> [TASK DETAILS]: Count the lines in the entries below that include the word "description". Give nothing but the number.

> [RECORD EXTRACTS]:
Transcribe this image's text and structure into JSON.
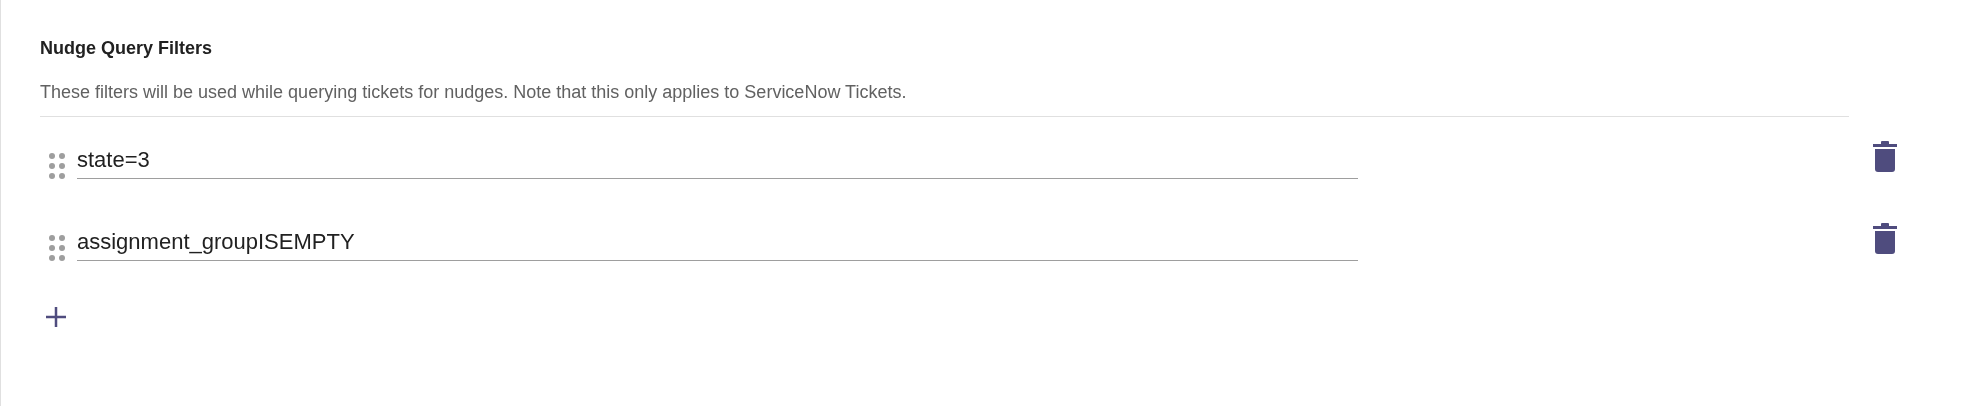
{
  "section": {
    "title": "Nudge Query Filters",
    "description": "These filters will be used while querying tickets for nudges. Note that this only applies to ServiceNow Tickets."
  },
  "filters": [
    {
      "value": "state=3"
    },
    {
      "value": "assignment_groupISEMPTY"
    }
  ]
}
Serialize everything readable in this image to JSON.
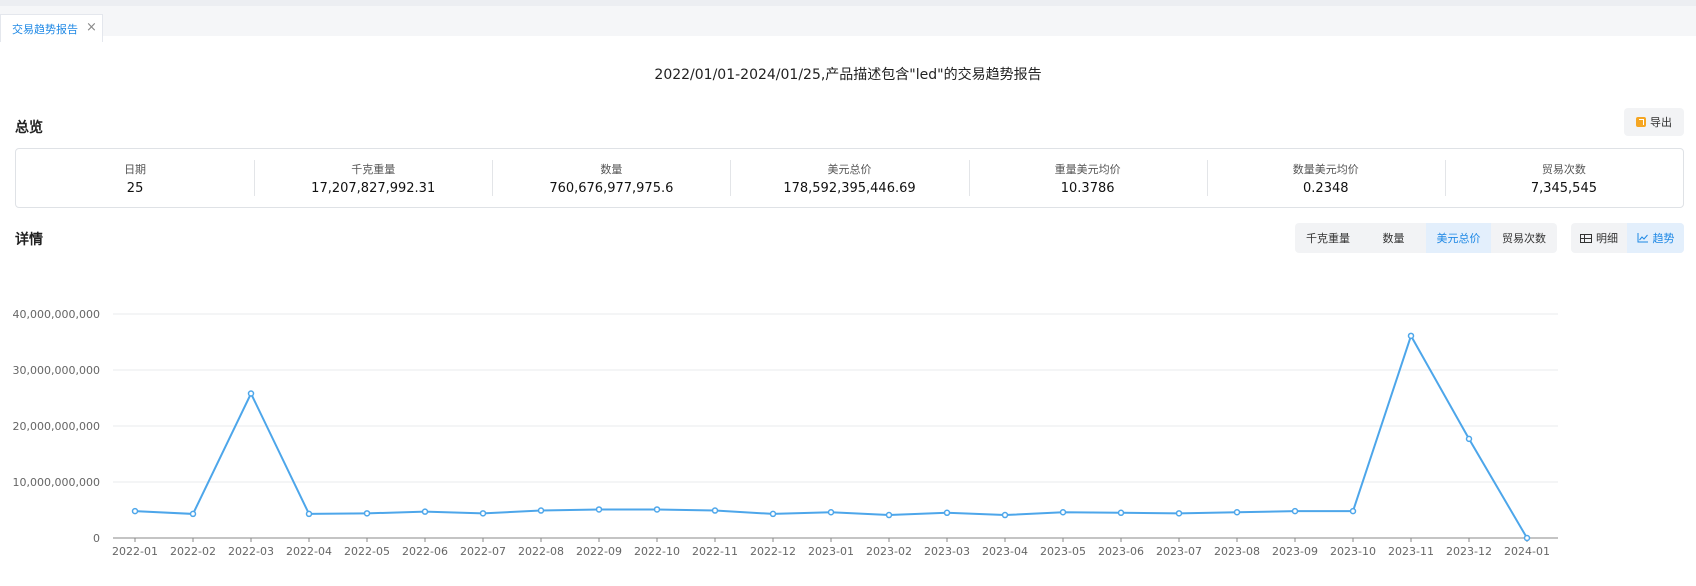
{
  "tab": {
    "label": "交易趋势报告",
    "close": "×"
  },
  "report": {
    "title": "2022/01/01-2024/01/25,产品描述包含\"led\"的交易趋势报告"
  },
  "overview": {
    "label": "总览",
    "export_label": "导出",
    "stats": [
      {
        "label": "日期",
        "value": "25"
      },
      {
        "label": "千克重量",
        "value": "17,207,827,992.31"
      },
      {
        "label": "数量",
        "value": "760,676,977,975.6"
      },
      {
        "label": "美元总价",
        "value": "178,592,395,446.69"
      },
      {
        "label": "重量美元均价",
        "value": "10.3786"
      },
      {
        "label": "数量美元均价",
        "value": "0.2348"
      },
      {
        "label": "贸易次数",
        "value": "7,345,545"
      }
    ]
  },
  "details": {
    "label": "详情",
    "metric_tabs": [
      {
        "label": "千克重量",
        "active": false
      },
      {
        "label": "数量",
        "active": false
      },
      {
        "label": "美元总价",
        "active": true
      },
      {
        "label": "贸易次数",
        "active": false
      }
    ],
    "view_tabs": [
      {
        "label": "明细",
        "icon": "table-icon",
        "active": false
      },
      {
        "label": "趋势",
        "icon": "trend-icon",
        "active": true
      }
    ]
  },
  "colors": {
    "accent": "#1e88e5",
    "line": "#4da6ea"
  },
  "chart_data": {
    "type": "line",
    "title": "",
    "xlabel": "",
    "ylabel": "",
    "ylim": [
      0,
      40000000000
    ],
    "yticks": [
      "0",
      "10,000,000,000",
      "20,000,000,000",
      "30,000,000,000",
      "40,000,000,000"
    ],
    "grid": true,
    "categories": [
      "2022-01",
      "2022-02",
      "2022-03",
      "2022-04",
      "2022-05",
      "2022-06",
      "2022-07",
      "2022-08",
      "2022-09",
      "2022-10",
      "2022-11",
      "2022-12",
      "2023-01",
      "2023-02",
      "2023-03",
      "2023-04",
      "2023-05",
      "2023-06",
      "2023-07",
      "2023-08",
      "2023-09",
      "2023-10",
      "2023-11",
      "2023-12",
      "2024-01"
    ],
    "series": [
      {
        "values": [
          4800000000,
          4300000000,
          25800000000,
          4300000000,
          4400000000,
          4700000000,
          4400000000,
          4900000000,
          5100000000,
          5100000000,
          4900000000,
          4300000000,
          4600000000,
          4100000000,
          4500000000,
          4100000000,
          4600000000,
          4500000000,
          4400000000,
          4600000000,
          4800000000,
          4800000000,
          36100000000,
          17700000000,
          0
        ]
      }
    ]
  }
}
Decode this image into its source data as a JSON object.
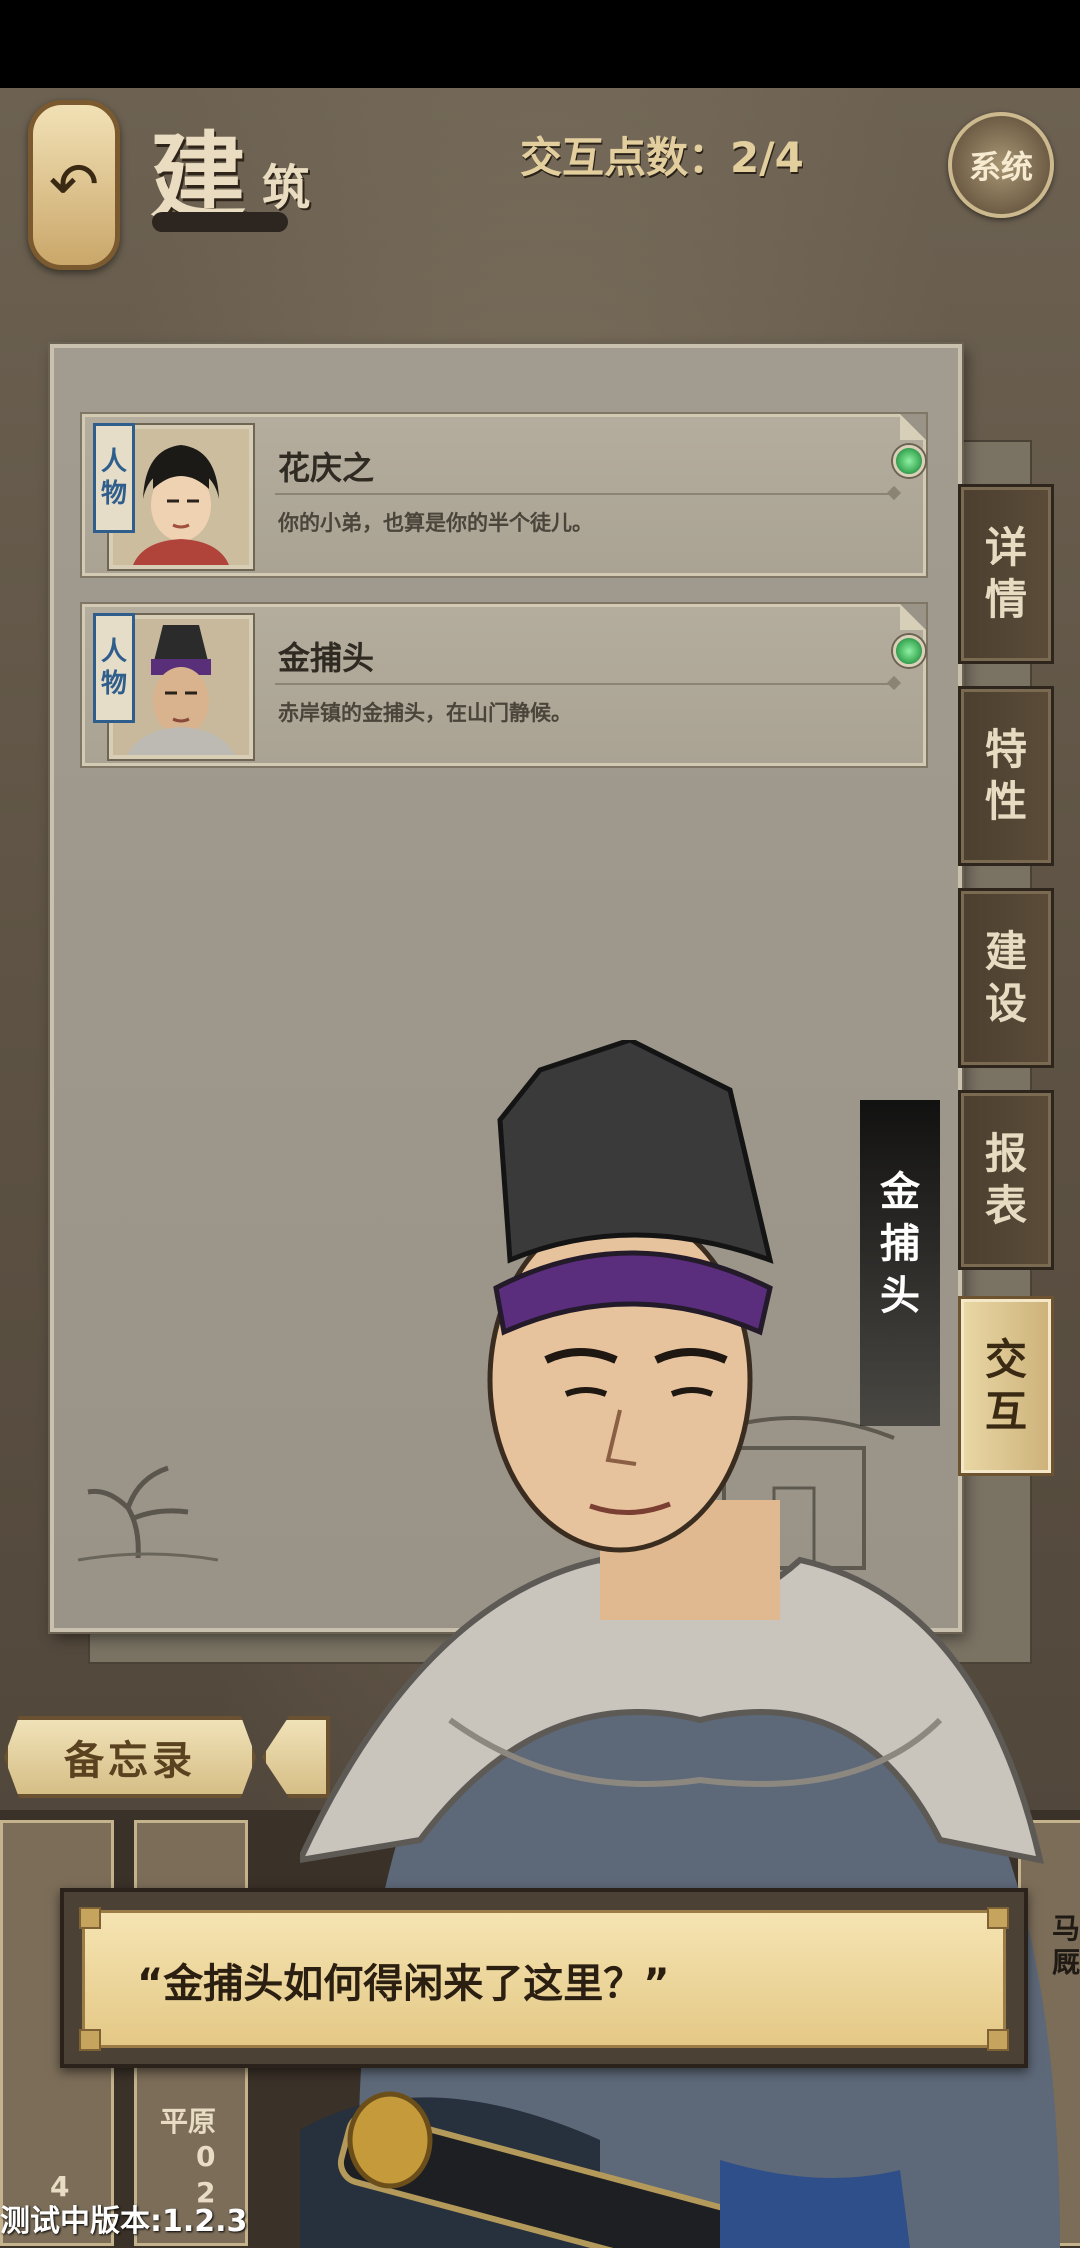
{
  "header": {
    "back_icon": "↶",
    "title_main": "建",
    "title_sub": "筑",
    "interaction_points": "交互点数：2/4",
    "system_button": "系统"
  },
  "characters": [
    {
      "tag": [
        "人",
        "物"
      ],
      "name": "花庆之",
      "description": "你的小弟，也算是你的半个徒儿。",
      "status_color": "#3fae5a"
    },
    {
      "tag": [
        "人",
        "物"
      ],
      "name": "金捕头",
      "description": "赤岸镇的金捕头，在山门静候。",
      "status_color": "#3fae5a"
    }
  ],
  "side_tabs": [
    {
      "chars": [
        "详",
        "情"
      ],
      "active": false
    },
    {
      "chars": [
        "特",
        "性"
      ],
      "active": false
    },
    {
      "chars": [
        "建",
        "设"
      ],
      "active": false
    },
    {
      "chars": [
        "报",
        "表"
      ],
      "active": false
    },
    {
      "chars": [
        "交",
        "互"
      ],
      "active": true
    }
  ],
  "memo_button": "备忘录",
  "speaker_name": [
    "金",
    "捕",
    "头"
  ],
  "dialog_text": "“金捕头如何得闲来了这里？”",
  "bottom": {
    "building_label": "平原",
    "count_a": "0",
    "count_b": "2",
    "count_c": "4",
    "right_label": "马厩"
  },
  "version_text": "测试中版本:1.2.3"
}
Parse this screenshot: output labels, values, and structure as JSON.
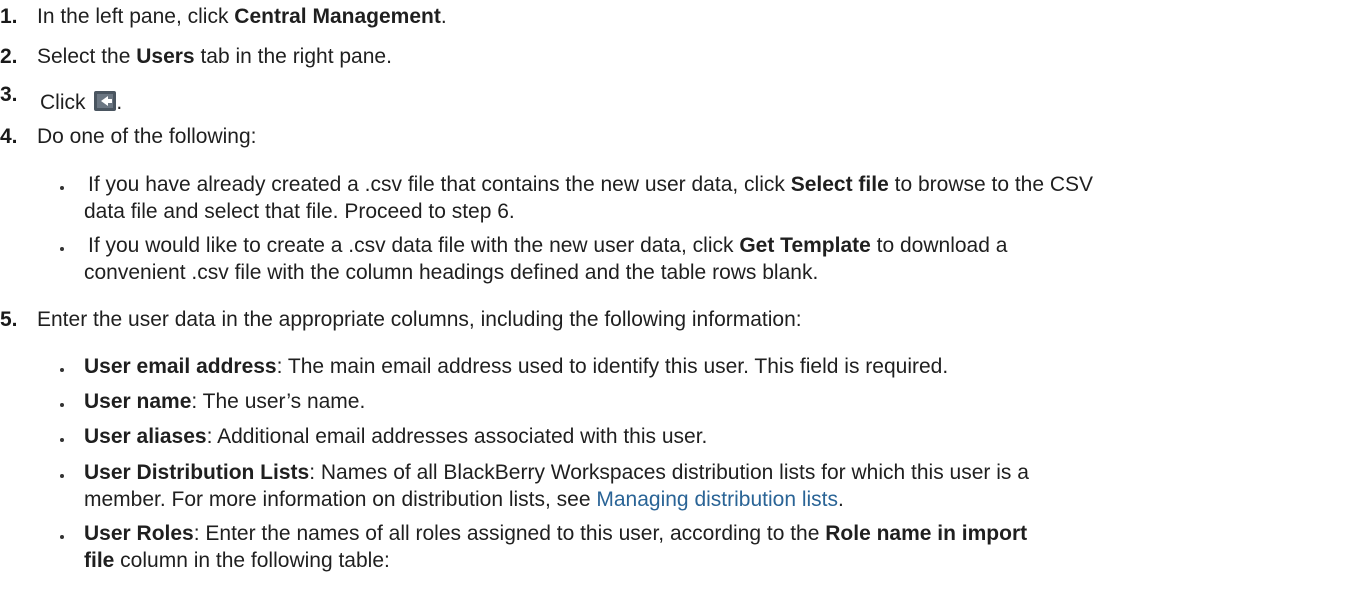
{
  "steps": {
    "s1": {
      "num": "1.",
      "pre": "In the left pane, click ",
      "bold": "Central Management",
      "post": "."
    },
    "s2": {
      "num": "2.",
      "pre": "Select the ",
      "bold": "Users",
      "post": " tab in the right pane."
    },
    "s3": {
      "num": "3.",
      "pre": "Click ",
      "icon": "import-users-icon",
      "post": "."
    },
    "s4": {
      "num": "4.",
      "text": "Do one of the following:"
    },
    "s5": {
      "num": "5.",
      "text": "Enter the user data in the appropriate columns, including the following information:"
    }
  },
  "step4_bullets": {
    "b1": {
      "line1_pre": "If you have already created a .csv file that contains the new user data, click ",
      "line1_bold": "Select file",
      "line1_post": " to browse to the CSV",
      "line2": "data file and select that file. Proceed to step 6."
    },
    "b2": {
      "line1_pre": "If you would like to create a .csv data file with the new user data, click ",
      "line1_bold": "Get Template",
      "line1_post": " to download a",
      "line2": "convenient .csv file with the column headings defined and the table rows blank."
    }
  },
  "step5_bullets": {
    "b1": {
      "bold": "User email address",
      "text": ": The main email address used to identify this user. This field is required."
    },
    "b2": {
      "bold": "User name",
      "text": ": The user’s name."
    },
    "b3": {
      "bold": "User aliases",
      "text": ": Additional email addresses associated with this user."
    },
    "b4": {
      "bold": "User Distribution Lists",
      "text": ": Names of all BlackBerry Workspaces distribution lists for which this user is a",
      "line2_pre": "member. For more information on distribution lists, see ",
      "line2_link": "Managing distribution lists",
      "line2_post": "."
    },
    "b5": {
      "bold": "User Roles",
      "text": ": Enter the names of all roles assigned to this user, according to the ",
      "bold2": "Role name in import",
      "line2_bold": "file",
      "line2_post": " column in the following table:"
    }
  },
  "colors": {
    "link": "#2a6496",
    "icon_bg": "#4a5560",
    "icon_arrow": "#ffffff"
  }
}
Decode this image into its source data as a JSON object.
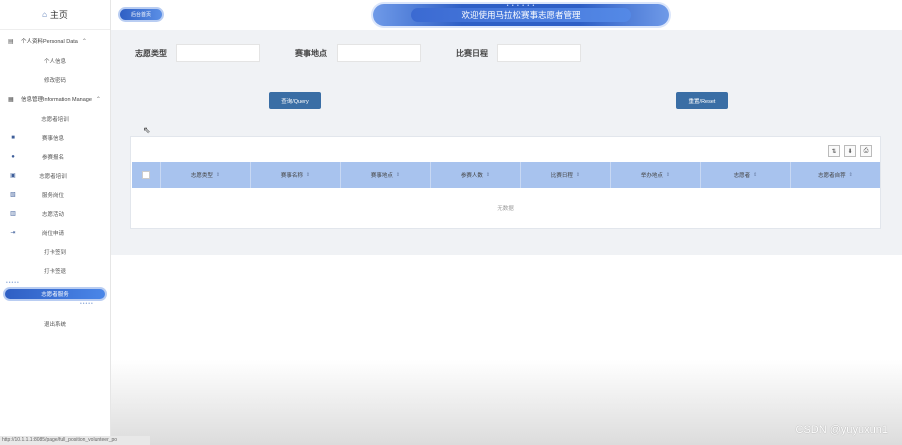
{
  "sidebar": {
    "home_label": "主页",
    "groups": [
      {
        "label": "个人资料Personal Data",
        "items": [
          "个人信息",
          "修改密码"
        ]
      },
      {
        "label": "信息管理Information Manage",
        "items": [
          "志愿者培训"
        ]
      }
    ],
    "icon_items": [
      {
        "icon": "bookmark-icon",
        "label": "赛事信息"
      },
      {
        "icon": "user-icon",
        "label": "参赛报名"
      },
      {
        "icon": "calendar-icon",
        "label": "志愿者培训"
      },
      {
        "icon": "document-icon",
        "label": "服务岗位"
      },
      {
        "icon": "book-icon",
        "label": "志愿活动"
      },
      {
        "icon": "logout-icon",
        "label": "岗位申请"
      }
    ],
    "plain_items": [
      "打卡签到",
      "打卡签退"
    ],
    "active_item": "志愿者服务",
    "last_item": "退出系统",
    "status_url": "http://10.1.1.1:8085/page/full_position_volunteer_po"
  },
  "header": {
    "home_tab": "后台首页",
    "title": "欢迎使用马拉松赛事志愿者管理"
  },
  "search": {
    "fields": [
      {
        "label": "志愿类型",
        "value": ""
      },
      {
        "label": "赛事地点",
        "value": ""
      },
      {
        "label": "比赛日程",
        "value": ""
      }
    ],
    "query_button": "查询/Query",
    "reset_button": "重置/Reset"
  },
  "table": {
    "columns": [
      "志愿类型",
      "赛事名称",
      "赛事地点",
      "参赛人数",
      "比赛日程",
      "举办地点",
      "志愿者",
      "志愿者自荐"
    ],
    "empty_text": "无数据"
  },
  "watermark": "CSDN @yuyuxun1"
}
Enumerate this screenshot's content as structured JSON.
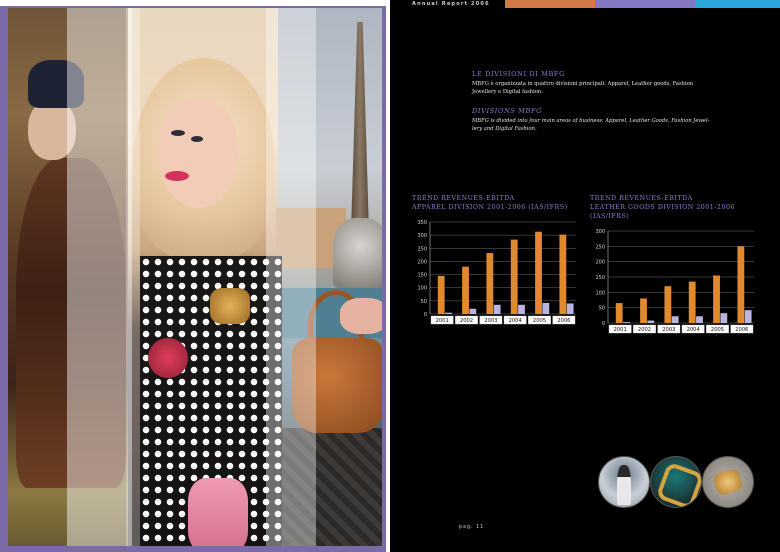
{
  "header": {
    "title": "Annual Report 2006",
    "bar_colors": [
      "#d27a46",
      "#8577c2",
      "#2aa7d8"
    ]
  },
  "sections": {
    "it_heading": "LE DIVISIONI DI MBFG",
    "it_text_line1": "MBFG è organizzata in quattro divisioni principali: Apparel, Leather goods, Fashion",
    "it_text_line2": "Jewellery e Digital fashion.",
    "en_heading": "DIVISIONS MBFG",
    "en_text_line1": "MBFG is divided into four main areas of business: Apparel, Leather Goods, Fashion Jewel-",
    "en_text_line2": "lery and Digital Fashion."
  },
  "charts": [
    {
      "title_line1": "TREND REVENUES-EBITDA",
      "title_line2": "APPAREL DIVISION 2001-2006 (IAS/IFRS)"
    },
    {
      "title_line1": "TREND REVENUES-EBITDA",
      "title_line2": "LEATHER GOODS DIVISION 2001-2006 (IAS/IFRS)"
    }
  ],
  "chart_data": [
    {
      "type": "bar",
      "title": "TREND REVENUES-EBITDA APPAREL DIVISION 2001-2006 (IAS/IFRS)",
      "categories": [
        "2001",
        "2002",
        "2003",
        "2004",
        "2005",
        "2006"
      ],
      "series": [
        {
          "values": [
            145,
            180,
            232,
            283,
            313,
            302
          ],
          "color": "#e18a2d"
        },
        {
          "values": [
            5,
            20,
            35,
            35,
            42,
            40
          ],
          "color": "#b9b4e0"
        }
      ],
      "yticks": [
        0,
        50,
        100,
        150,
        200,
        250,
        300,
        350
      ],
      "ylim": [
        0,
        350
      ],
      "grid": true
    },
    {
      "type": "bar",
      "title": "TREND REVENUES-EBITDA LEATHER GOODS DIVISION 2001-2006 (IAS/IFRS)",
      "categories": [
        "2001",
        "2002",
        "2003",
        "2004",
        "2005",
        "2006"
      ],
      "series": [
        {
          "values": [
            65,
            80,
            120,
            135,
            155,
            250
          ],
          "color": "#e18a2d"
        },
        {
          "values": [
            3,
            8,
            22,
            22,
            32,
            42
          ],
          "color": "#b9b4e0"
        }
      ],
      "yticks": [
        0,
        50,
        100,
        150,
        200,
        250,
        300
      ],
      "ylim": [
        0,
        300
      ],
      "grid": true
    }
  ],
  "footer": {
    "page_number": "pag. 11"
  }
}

> [ANSWER TO THIS TASK]: 3